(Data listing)
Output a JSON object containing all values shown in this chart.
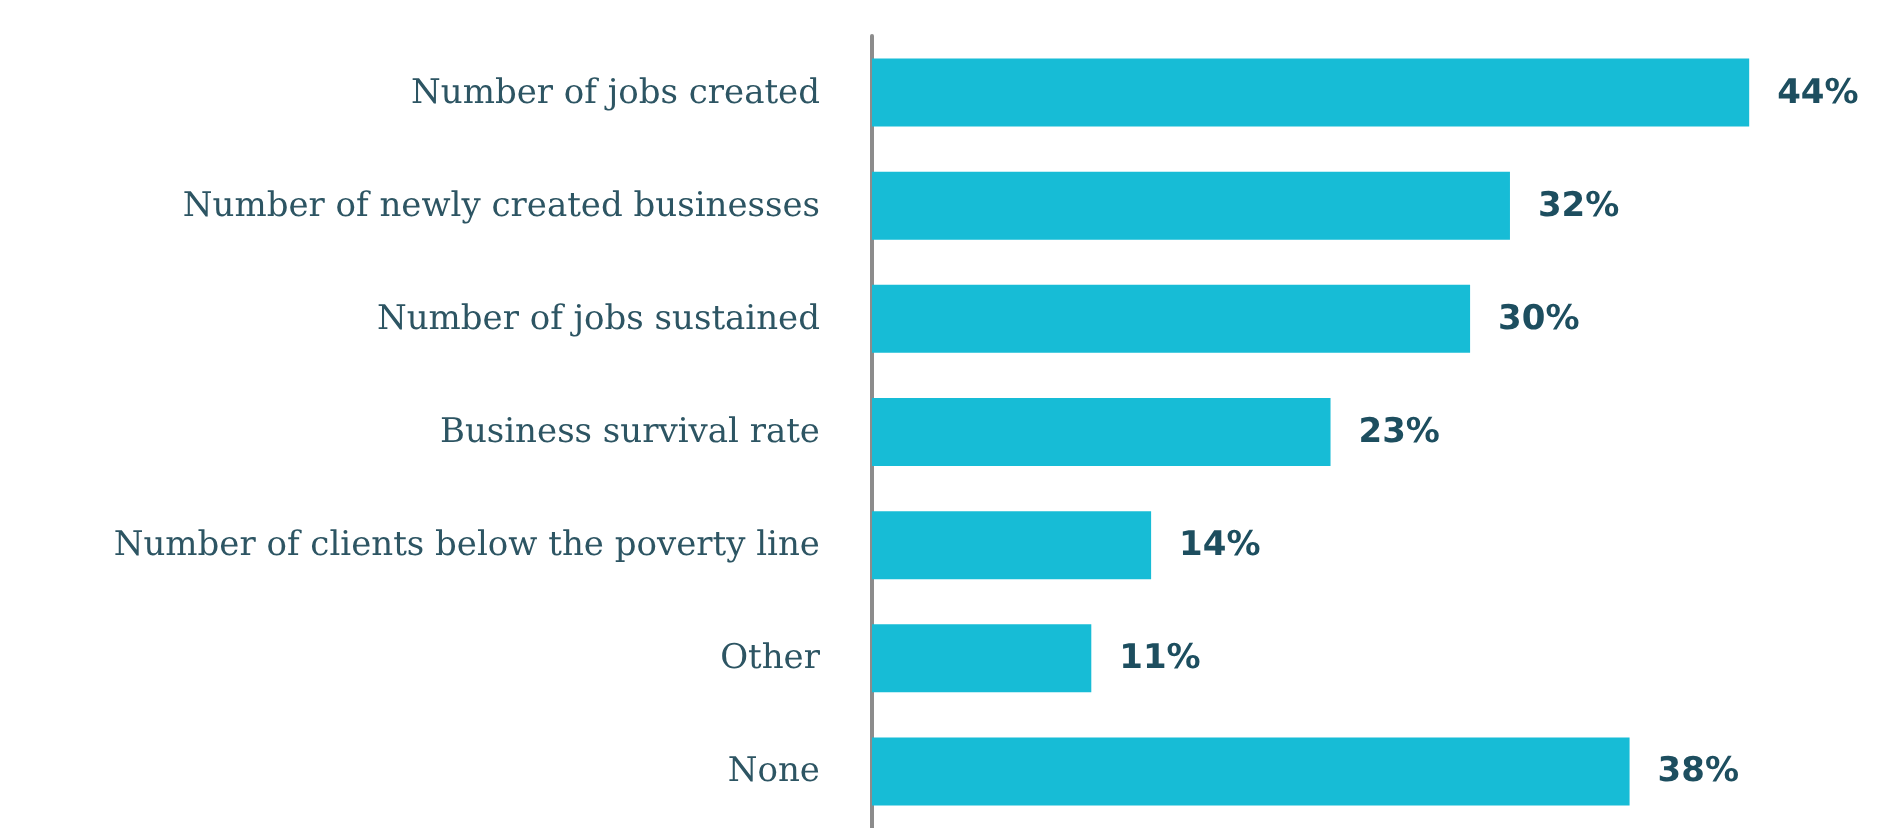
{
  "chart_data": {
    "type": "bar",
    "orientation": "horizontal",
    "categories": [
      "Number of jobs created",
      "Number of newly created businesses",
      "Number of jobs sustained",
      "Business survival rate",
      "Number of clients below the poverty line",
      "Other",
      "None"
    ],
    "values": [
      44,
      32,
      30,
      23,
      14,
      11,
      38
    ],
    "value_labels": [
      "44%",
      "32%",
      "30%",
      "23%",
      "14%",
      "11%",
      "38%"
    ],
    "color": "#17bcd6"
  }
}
==
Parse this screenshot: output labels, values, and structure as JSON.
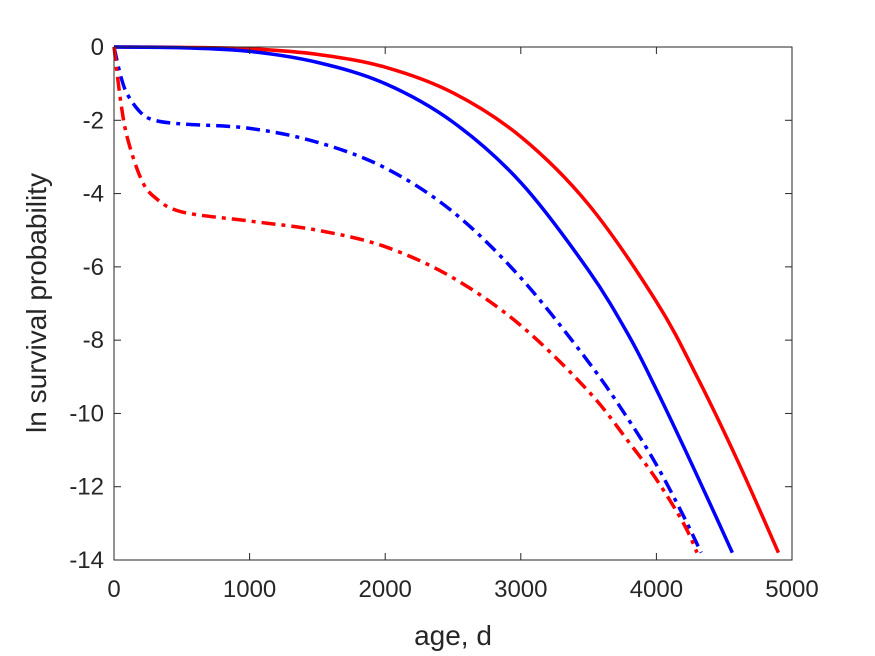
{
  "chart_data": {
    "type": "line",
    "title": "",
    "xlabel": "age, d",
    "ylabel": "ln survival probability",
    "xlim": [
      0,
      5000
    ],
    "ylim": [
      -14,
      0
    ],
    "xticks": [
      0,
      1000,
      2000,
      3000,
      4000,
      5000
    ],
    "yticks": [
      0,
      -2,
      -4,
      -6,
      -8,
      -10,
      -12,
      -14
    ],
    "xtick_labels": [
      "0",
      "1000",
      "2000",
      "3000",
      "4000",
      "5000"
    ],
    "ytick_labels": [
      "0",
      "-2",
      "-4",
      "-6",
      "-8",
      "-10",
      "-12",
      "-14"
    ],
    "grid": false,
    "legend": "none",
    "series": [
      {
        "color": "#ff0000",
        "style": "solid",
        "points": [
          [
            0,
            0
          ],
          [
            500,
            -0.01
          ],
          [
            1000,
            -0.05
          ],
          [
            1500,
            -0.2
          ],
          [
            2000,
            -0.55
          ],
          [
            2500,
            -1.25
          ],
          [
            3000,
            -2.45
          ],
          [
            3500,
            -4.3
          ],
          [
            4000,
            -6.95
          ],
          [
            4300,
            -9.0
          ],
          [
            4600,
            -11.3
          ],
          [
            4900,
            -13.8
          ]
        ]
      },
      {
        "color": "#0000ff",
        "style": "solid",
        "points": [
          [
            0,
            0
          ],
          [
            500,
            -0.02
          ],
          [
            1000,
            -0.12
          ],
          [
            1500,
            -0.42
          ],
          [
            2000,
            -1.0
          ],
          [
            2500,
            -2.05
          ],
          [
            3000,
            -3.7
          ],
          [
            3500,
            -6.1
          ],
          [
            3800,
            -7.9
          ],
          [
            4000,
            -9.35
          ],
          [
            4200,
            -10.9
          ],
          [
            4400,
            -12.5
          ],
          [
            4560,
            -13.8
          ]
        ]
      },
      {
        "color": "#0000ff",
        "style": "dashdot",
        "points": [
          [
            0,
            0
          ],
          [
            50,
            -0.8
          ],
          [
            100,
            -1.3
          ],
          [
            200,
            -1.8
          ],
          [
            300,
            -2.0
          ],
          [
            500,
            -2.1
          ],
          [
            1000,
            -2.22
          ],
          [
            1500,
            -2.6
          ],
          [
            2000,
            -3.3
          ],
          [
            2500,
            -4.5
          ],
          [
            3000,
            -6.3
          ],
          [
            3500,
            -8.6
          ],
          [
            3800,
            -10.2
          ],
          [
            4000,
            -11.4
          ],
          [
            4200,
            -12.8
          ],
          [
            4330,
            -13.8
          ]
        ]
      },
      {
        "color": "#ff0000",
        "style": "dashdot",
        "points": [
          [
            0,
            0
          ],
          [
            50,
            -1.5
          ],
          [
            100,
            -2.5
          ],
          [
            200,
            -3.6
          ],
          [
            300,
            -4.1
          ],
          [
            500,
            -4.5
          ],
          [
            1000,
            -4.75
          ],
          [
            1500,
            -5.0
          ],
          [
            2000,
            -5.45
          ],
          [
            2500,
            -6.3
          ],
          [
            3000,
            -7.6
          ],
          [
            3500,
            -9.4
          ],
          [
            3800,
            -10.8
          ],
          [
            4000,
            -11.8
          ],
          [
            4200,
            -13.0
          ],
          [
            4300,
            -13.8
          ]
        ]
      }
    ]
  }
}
--
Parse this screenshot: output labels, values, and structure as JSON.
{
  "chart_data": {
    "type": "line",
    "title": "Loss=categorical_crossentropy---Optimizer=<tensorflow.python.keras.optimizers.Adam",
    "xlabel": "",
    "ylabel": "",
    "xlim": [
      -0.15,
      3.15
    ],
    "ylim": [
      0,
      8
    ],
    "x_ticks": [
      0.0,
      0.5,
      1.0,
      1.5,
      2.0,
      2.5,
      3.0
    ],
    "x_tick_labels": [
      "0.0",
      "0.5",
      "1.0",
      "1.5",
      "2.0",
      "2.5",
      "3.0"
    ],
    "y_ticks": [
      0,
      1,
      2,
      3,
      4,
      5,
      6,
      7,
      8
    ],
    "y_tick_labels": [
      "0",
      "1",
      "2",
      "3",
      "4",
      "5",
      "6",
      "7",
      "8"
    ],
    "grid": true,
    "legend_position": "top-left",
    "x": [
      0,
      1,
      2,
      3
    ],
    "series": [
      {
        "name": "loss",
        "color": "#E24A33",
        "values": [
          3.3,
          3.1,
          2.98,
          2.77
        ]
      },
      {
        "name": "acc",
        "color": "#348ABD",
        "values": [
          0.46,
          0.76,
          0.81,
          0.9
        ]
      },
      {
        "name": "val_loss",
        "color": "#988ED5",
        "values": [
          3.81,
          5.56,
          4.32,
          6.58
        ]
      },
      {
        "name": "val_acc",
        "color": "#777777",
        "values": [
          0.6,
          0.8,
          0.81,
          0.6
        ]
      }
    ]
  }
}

= Exercise =
Where a line in the material contains "ylabel", copy that line.

= Written response =
    "ylabel": "ln survival probability",
    "ylabel": "",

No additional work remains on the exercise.